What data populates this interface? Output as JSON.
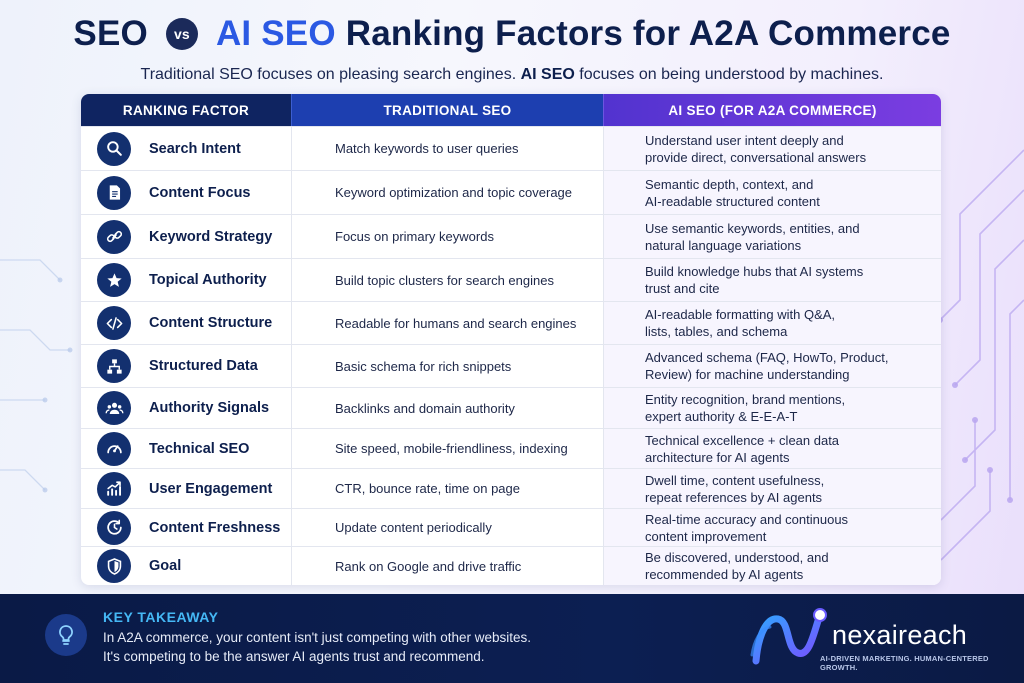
{
  "title": {
    "seo": "SEO",
    "vs": "vs",
    "ai_seo": "AI SEO",
    "rest": "Ranking Factors for A2A Commerce"
  },
  "subtitle": {
    "part1": "Traditional SEO focuses on pleasing search engines. ",
    "bold": "AI SEO",
    "part2": " focuses on being understood by machines."
  },
  "table": {
    "headers": [
      "RANKING FACTOR",
      "TRADITIONAL SEO",
      "AI SEO (FOR A2A COMMERCE)"
    ],
    "rows": [
      {
        "icon": "search-icon",
        "factor": "Search Intent",
        "traditional": "Match keywords to user queries",
        "ai_line1": "Understand user intent deeply and",
        "ai_line2": "provide direct, conversational answers"
      },
      {
        "icon": "document-icon",
        "factor": "Content Focus",
        "traditional": "Keyword optimization and topic coverage",
        "ai_line1": "Semantic depth, context, and",
        "ai_line2": "AI-readable structured content"
      },
      {
        "icon": "link-icon",
        "factor": "Keyword Strategy",
        "traditional": "Focus on primary keywords",
        "ai_line1": "Use semantic keywords, entities, and",
        "ai_line2": "natural language variations"
      },
      {
        "icon": "star-icon",
        "factor": "Topical Authority",
        "traditional": "Build topic clusters for search engines",
        "ai_line1": "Build knowledge hubs that AI systems",
        "ai_line2": "trust and cite"
      },
      {
        "icon": "code-icon",
        "factor": "Content Structure",
        "traditional": "Readable for humans and search engines",
        "ai_line1": "AI-readable formatting with Q&A,",
        "ai_line2": "lists, tables, and schema"
      },
      {
        "icon": "sitemap-icon",
        "factor": "Structured Data",
        "traditional": "Basic schema for rich snippets",
        "ai_line1": "Advanced schema (FAQ, HowTo, Product,",
        "ai_line2": "Review) for machine understanding"
      },
      {
        "icon": "users-icon",
        "factor": "Authority Signals",
        "traditional": "Backlinks and domain authority",
        "ai_line1": "Entity recognition, brand mentions,",
        "ai_line2": "expert authority & E-E-A-T"
      },
      {
        "icon": "speedometer-icon",
        "factor": "Technical SEO",
        "traditional": "Site speed, mobile-friendliness, indexing",
        "ai_line1": "Technical excellence + clean data",
        "ai_line2": "architecture for AI agents"
      },
      {
        "icon": "trend-chart-icon",
        "factor": "User Engagement",
        "traditional": "CTR, bounce rate, time on page",
        "ai_line1": "Dwell time, content usefulness,",
        "ai_line2": "repeat references by AI agents"
      },
      {
        "icon": "clock-refresh-icon",
        "factor": "Content Freshness",
        "traditional": "Update content periodically",
        "ai_line1": "Real-time accuracy and continuous",
        "ai_line2": "content improvement"
      },
      {
        "icon": "shield-icon",
        "factor": "Goal",
        "traditional": "Rank on Google and drive traffic",
        "ai_line1": "Be discovered, understood, and",
        "ai_line2": "recommended by AI agents"
      }
    ]
  },
  "takeaway": {
    "icon": "lightbulb-icon",
    "title": "KEY TAKEAWAY",
    "line1": "In A2A commerce, your content isn't just competing with other websites.",
    "line2": "It's competing to be the answer AI agents trust and recommend."
  },
  "brand": {
    "name": "nexaireach",
    "tagline": "AI-DRIVEN MARKETING. HUMAN-CENTERED GROWTH."
  },
  "colors": {
    "navy": "#0f2461",
    "blue": "#1d3fb0",
    "accent": "#2b59e3",
    "purple": "#6a3ad9",
    "takeaway_accent": "#45b8f5"
  }
}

Task directions
Check the data for the word "understood" and pull out the lines that have it.

Answer to this problem
    "part2": " focuses on being understood by machines."
        "ai_line1": "Be discovered, understood, and",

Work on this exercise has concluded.